- [Direction] Pull every line that holds the word "Westoe" from the entries.

[Data items]
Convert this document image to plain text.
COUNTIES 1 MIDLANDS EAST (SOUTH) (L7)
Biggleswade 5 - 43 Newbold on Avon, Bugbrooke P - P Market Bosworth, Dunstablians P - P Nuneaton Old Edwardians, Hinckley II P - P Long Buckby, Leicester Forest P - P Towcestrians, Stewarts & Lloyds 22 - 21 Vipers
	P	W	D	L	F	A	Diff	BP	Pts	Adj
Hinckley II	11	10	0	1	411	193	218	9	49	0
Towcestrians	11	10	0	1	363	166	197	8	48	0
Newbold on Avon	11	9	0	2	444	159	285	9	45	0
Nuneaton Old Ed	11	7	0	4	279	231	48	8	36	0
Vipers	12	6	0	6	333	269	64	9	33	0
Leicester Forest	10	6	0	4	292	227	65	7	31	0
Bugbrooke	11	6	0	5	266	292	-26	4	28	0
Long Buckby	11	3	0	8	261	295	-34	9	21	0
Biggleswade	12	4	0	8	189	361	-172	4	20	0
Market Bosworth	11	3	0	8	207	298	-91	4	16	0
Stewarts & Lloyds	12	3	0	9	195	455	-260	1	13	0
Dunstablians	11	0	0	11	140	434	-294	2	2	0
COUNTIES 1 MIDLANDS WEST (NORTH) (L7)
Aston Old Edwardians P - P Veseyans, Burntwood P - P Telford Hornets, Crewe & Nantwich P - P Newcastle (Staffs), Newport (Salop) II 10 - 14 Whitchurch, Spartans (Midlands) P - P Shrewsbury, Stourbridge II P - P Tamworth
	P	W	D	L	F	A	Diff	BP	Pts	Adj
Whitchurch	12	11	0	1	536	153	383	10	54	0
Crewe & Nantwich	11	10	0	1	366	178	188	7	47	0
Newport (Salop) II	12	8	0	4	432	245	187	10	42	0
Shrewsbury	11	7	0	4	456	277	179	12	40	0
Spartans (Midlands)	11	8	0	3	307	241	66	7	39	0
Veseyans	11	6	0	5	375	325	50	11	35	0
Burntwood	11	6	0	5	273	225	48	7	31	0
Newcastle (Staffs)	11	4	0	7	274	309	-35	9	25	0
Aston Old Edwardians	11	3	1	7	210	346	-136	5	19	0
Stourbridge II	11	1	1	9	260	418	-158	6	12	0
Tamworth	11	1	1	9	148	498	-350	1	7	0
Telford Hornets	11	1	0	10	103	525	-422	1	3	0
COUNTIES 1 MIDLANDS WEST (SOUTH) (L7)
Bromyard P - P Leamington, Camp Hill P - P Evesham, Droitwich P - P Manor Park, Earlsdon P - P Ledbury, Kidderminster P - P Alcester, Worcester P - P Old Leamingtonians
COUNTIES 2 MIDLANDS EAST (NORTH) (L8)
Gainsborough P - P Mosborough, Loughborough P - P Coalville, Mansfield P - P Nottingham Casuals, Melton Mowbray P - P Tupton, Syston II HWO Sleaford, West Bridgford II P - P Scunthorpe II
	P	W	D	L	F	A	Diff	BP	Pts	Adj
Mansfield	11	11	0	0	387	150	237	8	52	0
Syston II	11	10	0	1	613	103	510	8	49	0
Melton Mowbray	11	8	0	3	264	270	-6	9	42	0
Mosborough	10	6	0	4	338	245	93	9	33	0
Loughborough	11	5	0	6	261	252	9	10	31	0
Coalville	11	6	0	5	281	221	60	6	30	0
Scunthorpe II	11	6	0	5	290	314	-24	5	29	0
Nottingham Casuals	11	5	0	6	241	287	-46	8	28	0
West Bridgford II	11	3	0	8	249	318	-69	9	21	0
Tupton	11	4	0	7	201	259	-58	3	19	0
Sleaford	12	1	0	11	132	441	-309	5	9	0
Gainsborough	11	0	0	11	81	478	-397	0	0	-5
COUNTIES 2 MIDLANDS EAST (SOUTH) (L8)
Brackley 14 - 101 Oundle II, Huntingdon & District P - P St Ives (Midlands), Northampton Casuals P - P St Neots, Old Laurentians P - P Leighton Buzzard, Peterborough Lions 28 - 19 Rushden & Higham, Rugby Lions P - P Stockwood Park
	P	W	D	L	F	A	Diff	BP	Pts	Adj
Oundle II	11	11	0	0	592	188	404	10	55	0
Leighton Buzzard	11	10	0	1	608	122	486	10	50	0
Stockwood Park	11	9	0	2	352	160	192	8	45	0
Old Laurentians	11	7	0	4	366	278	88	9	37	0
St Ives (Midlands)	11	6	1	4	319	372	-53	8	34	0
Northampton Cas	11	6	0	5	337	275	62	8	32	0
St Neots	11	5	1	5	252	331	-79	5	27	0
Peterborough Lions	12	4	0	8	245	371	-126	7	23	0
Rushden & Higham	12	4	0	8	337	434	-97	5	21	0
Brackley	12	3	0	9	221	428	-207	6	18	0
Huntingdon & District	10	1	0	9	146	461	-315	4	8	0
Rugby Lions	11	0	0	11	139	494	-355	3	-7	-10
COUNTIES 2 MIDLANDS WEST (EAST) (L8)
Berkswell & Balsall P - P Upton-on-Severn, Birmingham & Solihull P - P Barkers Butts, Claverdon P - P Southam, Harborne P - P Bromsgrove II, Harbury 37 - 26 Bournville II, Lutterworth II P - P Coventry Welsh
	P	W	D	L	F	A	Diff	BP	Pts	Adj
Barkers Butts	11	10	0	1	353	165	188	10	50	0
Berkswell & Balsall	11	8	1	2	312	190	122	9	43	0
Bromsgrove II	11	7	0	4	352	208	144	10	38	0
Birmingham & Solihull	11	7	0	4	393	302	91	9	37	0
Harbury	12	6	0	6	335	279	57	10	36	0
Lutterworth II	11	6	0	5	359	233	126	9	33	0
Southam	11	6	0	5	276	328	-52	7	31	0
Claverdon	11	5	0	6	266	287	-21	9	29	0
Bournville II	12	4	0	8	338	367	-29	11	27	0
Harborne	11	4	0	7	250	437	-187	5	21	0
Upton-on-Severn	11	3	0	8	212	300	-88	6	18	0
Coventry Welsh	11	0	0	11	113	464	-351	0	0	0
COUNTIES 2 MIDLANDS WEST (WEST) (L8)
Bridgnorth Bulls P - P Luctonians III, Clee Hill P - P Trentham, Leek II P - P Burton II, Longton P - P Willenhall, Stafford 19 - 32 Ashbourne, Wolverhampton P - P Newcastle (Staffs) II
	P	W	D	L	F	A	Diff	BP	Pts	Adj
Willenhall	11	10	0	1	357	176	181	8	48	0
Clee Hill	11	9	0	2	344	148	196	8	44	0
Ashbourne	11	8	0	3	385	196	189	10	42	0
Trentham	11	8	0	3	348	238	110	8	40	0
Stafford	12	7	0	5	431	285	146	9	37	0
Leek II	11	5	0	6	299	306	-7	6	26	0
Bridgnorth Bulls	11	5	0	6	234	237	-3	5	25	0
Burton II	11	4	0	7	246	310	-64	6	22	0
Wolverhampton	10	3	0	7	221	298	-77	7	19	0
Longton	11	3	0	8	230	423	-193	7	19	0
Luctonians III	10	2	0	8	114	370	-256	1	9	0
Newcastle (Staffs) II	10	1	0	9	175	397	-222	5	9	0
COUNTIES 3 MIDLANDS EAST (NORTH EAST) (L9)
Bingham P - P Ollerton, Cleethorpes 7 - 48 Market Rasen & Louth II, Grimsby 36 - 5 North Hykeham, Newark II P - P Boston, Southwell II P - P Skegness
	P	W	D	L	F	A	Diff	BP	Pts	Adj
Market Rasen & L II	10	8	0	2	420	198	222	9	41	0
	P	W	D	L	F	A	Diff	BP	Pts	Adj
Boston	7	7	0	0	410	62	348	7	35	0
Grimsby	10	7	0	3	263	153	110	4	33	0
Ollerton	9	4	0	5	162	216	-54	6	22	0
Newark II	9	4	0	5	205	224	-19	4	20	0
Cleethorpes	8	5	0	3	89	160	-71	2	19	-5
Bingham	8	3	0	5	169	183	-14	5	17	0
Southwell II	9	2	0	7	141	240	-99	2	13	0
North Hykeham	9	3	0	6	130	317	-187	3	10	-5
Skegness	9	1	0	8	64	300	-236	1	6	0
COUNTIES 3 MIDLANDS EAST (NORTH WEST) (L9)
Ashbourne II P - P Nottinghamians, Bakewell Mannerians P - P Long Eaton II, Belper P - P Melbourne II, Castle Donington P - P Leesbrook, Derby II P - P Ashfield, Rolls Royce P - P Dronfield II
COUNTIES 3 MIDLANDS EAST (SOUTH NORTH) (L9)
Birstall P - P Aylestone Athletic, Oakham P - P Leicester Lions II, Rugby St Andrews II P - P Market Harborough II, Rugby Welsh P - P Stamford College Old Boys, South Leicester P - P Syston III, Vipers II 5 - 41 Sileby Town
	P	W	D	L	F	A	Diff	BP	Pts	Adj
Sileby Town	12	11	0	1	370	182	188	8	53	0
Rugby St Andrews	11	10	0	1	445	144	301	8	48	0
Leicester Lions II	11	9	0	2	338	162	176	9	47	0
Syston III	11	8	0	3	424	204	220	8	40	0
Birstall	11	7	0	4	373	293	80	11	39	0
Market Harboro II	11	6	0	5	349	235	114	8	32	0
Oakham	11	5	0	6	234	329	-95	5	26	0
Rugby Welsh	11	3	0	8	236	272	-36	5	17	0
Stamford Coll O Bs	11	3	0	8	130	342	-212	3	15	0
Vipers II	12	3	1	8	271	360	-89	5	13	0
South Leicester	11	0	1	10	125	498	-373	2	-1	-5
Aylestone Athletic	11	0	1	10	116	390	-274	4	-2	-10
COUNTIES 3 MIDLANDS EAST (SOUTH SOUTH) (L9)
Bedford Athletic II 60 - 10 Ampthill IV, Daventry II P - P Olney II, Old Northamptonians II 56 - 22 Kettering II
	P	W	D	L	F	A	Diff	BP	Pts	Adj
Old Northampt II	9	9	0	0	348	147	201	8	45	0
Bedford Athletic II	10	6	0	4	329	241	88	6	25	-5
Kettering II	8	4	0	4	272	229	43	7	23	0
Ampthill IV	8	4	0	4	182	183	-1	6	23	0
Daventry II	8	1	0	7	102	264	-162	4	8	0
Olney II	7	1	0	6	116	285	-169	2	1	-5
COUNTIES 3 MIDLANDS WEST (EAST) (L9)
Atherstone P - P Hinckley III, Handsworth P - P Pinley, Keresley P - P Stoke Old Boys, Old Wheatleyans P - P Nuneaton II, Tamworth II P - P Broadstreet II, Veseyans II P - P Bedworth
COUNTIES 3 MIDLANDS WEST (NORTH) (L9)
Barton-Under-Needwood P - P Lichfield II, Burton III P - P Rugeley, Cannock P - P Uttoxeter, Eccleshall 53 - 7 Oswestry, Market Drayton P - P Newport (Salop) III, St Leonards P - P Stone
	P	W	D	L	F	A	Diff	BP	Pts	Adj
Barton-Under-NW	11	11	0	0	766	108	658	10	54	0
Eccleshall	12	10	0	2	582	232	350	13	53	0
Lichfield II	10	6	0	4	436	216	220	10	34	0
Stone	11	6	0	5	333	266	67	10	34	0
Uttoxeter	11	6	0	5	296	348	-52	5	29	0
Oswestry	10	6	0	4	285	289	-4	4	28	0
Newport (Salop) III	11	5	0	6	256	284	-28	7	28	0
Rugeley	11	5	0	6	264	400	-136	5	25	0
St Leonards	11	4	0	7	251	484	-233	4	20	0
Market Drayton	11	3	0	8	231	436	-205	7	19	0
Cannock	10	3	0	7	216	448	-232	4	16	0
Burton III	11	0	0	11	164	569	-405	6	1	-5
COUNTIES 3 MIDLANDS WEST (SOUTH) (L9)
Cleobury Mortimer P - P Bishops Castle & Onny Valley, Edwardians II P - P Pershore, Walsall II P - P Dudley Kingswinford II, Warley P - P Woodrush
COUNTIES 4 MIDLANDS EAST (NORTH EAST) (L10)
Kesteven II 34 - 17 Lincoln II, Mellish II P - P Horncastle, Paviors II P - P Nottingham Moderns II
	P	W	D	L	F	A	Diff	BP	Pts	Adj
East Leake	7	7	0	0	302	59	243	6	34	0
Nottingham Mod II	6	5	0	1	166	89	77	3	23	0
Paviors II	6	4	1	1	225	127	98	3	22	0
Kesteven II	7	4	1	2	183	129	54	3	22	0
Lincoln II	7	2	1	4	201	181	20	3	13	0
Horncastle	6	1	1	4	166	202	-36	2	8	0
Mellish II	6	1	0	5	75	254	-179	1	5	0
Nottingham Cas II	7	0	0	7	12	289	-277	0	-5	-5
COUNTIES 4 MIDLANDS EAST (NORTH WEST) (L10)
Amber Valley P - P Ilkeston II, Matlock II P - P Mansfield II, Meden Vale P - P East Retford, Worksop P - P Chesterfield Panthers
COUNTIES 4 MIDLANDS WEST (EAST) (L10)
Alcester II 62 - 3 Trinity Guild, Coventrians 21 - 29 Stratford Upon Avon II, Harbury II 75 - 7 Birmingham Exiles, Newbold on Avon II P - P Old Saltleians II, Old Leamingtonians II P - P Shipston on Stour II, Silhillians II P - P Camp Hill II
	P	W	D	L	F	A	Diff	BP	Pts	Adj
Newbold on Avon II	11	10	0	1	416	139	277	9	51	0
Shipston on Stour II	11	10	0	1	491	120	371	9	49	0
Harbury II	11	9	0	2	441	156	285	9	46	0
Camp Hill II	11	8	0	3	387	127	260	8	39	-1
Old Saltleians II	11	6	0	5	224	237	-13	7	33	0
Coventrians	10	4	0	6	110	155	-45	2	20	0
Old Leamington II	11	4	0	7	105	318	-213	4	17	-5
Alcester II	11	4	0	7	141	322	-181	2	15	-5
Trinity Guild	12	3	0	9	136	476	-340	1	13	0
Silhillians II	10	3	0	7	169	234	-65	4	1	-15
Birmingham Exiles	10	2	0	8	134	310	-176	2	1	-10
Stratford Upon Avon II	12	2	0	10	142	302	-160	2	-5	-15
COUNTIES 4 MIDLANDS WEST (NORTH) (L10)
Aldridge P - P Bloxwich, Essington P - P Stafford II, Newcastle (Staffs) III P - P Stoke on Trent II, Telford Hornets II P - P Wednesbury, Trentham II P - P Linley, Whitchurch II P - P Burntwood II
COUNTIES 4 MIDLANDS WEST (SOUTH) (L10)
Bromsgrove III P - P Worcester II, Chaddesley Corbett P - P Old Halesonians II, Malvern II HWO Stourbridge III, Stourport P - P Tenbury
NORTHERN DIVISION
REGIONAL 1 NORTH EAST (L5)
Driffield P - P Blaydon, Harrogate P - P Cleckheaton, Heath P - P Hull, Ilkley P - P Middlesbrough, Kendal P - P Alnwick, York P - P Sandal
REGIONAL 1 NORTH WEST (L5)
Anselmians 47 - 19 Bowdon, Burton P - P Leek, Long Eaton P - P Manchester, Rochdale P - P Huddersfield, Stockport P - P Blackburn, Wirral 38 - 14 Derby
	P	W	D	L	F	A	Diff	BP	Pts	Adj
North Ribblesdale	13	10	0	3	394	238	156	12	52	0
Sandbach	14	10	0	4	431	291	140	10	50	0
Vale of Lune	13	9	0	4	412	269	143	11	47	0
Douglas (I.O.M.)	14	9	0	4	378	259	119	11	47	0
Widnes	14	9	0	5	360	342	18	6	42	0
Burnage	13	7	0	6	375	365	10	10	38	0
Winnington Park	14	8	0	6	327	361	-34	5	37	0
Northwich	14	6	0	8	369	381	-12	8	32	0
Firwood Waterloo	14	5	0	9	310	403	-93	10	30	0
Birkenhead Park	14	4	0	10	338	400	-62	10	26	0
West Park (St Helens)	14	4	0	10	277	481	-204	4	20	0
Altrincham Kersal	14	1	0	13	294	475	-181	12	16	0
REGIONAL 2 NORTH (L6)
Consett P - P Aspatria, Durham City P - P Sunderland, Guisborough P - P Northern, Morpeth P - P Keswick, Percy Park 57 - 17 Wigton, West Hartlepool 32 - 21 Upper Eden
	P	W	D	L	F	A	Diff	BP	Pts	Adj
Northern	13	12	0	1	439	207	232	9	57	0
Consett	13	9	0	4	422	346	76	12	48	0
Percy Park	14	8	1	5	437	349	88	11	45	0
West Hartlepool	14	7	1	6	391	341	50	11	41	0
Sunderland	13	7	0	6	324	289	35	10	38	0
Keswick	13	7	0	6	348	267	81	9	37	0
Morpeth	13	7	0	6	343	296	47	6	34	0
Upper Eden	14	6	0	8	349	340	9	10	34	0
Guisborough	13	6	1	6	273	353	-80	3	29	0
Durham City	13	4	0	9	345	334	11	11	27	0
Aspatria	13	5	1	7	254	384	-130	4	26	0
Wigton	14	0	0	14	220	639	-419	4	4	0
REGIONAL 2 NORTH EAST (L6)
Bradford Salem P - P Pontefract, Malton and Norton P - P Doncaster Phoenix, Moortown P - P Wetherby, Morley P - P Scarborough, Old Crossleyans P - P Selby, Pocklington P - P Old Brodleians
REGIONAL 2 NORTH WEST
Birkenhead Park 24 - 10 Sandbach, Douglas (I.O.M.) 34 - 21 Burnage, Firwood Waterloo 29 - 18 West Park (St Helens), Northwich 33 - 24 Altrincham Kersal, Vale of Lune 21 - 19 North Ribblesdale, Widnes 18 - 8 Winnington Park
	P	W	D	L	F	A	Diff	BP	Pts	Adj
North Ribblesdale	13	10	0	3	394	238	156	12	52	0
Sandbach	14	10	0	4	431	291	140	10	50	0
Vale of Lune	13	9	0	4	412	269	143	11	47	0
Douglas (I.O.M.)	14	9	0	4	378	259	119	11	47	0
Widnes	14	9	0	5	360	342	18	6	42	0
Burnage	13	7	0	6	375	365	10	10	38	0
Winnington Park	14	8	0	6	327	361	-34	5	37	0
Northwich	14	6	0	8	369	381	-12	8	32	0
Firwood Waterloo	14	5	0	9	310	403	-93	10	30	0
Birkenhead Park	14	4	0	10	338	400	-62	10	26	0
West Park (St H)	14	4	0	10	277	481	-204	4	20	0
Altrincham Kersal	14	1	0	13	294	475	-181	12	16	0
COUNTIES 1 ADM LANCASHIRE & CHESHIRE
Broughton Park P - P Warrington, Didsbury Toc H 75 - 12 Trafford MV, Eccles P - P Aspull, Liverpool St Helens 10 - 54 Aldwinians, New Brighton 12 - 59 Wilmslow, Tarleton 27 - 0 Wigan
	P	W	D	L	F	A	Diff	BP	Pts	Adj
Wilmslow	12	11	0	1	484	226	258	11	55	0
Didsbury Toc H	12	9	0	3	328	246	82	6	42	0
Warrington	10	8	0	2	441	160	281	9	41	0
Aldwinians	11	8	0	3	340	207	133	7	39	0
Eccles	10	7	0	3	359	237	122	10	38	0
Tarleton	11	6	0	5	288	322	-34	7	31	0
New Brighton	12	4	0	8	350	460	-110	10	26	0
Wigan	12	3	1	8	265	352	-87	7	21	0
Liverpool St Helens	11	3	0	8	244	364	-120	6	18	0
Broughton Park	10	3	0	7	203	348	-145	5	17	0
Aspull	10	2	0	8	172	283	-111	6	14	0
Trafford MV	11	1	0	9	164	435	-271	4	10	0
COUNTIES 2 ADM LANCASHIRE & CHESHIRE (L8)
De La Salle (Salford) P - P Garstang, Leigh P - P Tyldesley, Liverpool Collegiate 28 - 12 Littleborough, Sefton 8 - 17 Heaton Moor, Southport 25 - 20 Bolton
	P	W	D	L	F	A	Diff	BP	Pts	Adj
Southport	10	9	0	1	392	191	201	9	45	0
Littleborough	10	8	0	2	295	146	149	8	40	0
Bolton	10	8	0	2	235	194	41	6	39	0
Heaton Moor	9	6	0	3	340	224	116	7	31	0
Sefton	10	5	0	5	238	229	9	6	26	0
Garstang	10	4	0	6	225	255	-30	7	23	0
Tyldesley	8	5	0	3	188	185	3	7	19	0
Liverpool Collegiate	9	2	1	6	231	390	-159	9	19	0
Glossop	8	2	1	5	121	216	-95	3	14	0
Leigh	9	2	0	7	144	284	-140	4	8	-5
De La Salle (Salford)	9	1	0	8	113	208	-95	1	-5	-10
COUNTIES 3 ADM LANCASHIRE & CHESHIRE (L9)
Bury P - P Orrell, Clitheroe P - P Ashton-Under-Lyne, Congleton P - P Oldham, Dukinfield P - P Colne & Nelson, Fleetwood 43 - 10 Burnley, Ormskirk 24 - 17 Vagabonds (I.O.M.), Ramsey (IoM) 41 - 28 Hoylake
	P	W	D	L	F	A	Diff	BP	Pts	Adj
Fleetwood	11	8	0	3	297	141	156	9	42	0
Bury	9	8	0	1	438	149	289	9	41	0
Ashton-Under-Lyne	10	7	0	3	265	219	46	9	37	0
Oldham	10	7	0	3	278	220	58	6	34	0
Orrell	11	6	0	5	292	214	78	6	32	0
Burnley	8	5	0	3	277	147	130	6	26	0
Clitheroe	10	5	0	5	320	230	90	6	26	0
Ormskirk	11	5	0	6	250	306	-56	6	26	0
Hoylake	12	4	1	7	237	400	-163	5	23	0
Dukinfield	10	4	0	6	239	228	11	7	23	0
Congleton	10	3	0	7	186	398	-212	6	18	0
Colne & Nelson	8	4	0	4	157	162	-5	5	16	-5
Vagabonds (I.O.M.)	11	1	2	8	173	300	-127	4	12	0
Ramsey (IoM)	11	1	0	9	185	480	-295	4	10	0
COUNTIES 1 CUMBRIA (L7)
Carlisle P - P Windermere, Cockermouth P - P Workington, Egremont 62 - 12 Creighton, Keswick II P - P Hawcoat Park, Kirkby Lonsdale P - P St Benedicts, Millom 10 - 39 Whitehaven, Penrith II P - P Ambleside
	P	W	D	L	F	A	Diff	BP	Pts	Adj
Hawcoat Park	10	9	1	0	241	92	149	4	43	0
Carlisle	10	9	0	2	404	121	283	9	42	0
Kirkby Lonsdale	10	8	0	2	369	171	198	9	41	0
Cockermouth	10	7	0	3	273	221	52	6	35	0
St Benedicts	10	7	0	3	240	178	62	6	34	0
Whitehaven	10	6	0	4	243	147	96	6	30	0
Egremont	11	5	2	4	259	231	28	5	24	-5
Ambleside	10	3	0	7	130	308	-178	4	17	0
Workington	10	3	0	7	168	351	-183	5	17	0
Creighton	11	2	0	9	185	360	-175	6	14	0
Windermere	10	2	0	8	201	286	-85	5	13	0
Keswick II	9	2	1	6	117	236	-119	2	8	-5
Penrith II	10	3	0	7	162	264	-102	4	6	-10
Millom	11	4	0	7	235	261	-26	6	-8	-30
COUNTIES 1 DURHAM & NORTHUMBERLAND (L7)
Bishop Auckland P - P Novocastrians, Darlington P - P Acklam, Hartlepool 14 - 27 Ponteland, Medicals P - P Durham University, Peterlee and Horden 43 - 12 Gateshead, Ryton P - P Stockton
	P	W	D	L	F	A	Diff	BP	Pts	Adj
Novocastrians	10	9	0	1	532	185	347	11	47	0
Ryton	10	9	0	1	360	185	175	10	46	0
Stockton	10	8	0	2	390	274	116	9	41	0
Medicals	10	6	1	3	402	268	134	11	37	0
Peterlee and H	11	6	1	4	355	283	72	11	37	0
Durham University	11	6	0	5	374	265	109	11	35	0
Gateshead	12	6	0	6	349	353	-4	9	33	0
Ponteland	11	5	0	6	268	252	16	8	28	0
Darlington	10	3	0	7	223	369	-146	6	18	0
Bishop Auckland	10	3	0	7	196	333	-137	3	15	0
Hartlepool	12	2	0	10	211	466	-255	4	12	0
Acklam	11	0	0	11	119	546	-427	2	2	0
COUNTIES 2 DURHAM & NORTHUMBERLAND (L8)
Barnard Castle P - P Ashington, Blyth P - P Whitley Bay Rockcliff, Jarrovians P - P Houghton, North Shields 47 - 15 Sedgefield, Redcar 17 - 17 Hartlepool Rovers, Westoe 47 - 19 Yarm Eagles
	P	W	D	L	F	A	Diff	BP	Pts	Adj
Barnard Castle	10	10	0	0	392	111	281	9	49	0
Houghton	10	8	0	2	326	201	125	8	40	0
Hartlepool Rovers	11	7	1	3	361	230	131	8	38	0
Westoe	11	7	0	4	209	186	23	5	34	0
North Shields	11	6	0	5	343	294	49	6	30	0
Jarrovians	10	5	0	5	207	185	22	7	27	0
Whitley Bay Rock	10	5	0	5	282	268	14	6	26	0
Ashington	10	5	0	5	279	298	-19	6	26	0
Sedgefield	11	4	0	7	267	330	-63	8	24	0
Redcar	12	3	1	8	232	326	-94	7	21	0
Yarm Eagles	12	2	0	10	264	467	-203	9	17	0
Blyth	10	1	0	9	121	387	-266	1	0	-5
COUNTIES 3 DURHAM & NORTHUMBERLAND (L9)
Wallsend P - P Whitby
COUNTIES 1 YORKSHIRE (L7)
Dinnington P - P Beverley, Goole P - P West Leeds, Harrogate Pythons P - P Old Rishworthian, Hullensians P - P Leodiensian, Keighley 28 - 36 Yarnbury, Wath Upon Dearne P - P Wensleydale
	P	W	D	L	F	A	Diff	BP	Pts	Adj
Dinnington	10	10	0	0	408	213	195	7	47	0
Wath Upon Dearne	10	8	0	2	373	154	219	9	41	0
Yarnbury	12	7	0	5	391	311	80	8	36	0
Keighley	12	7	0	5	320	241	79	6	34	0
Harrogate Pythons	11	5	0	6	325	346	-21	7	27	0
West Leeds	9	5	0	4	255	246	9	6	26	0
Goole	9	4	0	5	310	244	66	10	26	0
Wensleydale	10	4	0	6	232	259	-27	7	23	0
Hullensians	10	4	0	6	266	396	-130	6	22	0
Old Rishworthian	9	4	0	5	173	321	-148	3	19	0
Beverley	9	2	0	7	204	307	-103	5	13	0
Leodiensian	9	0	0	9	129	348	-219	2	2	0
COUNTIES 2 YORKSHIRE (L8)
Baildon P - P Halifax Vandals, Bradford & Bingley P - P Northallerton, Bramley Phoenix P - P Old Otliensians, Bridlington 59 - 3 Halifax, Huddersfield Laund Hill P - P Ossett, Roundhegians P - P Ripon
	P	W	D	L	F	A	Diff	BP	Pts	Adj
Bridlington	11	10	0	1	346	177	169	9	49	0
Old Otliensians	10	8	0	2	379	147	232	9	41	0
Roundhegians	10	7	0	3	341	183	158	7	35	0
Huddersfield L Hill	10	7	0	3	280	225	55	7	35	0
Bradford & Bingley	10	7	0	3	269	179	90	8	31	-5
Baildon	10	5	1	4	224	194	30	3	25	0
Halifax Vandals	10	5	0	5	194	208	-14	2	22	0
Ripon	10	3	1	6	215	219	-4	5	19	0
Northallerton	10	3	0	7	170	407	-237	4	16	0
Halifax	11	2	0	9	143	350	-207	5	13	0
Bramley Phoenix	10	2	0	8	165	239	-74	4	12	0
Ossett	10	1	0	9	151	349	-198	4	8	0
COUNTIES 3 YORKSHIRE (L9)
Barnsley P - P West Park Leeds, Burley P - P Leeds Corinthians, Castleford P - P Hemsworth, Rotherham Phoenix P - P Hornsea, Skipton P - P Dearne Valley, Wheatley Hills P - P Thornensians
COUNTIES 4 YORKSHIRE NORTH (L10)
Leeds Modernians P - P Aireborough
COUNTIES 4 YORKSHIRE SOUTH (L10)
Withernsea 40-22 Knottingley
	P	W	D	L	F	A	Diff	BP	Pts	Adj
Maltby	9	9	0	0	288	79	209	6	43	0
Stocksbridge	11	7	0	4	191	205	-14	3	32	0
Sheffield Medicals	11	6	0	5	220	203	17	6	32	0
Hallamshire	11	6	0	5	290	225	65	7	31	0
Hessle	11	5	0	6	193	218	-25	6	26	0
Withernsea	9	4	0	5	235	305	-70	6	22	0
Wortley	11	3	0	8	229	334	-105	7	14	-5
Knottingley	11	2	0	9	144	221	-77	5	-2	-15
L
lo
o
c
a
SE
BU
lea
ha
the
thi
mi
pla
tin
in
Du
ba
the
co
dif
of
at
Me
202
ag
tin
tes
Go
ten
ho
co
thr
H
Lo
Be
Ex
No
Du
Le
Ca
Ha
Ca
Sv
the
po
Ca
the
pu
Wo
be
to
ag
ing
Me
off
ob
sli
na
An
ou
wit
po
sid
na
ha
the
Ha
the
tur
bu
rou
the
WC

- [Right answer]
Barnard Castle P - P Ashington, Blyth P - P Whitley Bay Rockcliff, Jarrovians P - P Houghton, North Shields 47 - 15 Sedgefield, Redcar 17 - 17 Hartlepool Rovers, Westoe 47 - 19 Yarm Eagles
Westoe	11	7	0	4	209	186	23	5	34	0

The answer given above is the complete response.